● What to produce
Return every entry exactly.

[Saved data entries]
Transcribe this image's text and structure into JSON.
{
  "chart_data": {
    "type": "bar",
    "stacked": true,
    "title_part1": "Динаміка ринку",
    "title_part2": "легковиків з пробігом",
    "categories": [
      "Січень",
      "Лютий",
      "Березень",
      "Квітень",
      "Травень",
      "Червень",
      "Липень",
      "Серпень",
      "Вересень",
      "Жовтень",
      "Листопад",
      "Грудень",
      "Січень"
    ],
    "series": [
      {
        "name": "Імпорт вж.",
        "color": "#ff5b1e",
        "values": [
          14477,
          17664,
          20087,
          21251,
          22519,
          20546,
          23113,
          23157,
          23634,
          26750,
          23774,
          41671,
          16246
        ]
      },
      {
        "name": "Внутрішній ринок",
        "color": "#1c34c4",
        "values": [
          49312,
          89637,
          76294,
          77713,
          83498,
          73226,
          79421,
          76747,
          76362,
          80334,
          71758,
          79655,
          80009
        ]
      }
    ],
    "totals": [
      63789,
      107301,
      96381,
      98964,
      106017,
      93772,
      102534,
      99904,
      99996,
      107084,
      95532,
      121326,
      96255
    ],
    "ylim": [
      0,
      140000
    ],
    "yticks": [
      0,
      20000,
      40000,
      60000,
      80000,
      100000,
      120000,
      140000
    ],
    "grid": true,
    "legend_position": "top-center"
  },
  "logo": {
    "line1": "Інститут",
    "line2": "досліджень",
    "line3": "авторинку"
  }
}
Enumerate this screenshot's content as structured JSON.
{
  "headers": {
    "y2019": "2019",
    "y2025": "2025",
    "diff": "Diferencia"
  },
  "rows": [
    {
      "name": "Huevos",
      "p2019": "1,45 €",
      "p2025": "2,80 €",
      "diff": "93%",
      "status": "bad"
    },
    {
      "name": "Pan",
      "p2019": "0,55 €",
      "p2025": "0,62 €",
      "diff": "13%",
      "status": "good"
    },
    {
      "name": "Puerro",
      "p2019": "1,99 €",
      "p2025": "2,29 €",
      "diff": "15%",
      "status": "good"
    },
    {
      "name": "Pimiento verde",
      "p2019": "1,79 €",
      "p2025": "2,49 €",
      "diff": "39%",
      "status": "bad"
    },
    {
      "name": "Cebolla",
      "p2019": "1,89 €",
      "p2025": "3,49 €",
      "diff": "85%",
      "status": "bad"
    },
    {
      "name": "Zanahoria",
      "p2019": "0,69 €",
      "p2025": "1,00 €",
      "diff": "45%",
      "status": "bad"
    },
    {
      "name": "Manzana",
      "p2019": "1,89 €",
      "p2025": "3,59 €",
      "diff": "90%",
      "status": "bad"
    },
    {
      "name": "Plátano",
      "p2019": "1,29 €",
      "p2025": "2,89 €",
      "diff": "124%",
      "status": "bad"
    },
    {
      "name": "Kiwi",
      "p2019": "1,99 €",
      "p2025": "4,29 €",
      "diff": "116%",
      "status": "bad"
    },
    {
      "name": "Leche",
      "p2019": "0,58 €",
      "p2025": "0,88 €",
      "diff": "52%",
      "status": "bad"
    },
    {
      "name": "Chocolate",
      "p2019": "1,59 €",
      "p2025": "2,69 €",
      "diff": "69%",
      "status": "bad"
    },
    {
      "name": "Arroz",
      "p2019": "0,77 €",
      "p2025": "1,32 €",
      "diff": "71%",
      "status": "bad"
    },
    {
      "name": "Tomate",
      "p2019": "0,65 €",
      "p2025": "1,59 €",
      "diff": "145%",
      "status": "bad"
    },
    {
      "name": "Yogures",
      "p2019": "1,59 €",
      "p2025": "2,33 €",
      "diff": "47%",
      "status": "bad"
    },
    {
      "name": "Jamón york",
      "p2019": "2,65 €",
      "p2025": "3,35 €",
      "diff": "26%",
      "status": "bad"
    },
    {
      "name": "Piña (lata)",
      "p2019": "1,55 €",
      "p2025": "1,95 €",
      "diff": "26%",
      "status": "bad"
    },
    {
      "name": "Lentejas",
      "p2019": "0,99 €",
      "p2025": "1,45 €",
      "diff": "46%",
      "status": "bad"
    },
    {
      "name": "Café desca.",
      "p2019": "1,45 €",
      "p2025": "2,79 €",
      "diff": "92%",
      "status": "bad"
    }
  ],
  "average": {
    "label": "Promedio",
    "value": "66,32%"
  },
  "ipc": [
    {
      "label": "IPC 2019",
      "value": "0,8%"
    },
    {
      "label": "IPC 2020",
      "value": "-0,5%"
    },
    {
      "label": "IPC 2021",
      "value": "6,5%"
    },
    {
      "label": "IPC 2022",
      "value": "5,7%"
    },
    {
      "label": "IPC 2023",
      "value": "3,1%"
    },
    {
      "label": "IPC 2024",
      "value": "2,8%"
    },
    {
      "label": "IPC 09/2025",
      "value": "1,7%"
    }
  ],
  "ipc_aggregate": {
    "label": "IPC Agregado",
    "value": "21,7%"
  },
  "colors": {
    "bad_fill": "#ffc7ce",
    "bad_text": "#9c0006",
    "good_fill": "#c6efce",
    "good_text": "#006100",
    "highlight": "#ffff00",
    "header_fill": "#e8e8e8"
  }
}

● The answer
Transcribe this image's text and structure into JSON.
{
  "chart_data": {
    "type": "bar",
    "stacked": true,
    "title_part1": "Динаміка ринку",
    "title_part2": "легковиків з пробігом",
    "categories": [
      "Січень",
      "Лютий",
      "Березень",
      "Квітень",
      "Травень",
      "Червень",
      "Липень",
      "Серпень",
      "Вересень",
      "Жовтень",
      "Листопад",
      "Грудень",
      "Січень"
    ],
    "series": [
      {
        "name": "Імпорт вж.",
        "color": "#ff5b1e",
        "values": [
          14477,
          17664,
          20087,
          21251,
          22519,
          20546,
          23113,
          23157,
          23634,
          26750,
          23774,
          41671,
          16246
        ]
      },
      {
        "name": "Внутрішній ринок",
        "color": "#1c34c4",
        "values": [
          49312,
          89637,
          76294,
          77713,
          83498,
          73226,
          79421,
          76747,
          76362,
          80334,
          71758,
          79655,
          80009
        ]
      }
    ],
    "totals": [
      63789,
      107301,
      96381,
      98964,
      106017,
      93772,
      102534,
      99904,
      99996,
      107084,
      95532,
      121326,
      96255
    ],
    "ylim": [
      0,
      140000
    ],
    "yticks": [
      0,
      20000,
      40000,
      60000,
      80000,
      100000,
      120000,
      140000
    ],
    "grid": true,
    "legend_position": "top-center"
  },
  "logo": {
    "line1": "Інститут",
    "line2": "досліджень",
    "line3": "авторинку"
  }
}
Enumerate this screenshot's content as structured JSON.
{
  "headers": {
    "y2019": "2019",
    "y2025": "2025",
    "diff": "Diferencia"
  },
  "rows": [
    {
      "name": "Huevos",
      "p2019": "1,45 €",
      "p2025": "2,80 €",
      "diff": "93%",
      "status": "bad"
    },
    {
      "name": "Pan",
      "p2019": "0,55 €",
      "p2025": "0,62 €",
      "diff": "13%",
      "status": "good"
    },
    {
      "name": "Puerro",
      "p2019": "1,99 €",
      "p2025": "2,29 €",
      "diff": "15%",
      "status": "good"
    },
    {
      "name": "Pimiento verde",
      "p2019": "1,79 €",
      "p2025": "2,49 €",
      "diff": "39%",
      "status": "bad"
    },
    {
      "name": "Cebolla",
      "p2019": "1,89 €",
      "p2025": "3,49 €",
      "diff": "85%",
      "status": "bad"
    },
    {
      "name": "Zanahoria",
      "p2019": "0,69 €",
      "p2025": "1,00 €",
      "diff": "45%",
      "status": "bad"
    },
    {
      "name": "Manzana",
      "p2019": "1,89 €",
      "p2025": "3,59 €",
      "diff": "90%",
      "status": "bad"
    },
    {
      "name": "Plátano",
      "p2019": "1,29 €",
      "p2025": "2,89 €",
      "diff": "124%",
      "status": "bad"
    },
    {
      "name": "Kiwi",
      "p2019": "1,99 €",
      "p2025": "4,29 €",
      "diff": "116%",
      "status": "bad"
    },
    {
      "name": "Leche",
      "p2019": "0,58 €",
      "p2025": "0,88 €",
      "diff": "52%",
      "status": "bad"
    },
    {
      "name": "Chocolate",
      "p2019": "1,59 €",
      "p2025": "2,69 €",
      "diff": "69%",
      "status": "bad"
    },
    {
      "name": "Arroz",
      "p2019": "0,77 €",
      "p2025": "1,32 €",
      "diff": "71%",
      "status": "bad"
    },
    {
      "name": "Tomate",
      "p2019": "0,65 €",
      "p2025": "1,59 €",
      "diff": "145%",
      "status": "bad"
    },
    {
      "name": "Yogures",
      "p2019": "1,59 €",
      "p2025": "2,33 €",
      "diff": "47%",
      "status": "bad"
    },
    {
      "name": "Jamón york",
      "p2019": "2,65 €",
      "p2025": "3,35 €",
      "diff": "26%",
      "status": "bad"
    },
    {
      "name": "Piña (lata)",
      "p2019": "1,55 €",
      "p2025": "1,95 €",
      "diff": "26%",
      "status": "bad"
    },
    {
      "name": "Lentejas",
      "p2019": "0,99 €",
      "p2025": "1,45 €",
      "diff": "46%",
      "status": "bad"
    },
    {
      "name": "Café desca.",
      "p2019": "1,45 €",
      "p2025": "2,79 €",
      "diff": "92%",
      "status": "bad"
    }
  ],
  "average": {
    "label": "Promedio",
    "value": "66,32%"
  },
  "ipc": [
    {
      "label": "IPC 2019",
      "value": "0,8%"
    },
    {
      "label": "IPC 2020",
      "value": "-0,5%"
    },
    {
      "label": "IPC 2021",
      "value": "6,5%"
    },
    {
      "label": "IPC 2022",
      "value": "5,7%"
    },
    {
      "label": "IPC 2023",
      "value": "3,1%"
    },
    {
      "label": "IPC 2024",
      "value": "2,8%"
    },
    {
      "label": "IPC 09/2025",
      "value": "1,7%"
    }
  ],
  "ipc_aggregate": {
    "label": "IPC Agregado",
    "value": "21,7%"
  },
  "colors": {
    "bad_fill": "#ffc7ce",
    "bad_text": "#9c0006",
    "good_fill": "#c6efce",
    "good_text": "#006100",
    "highlight": "#ffff00",
    "header_fill": "#e8e8e8"
  }
}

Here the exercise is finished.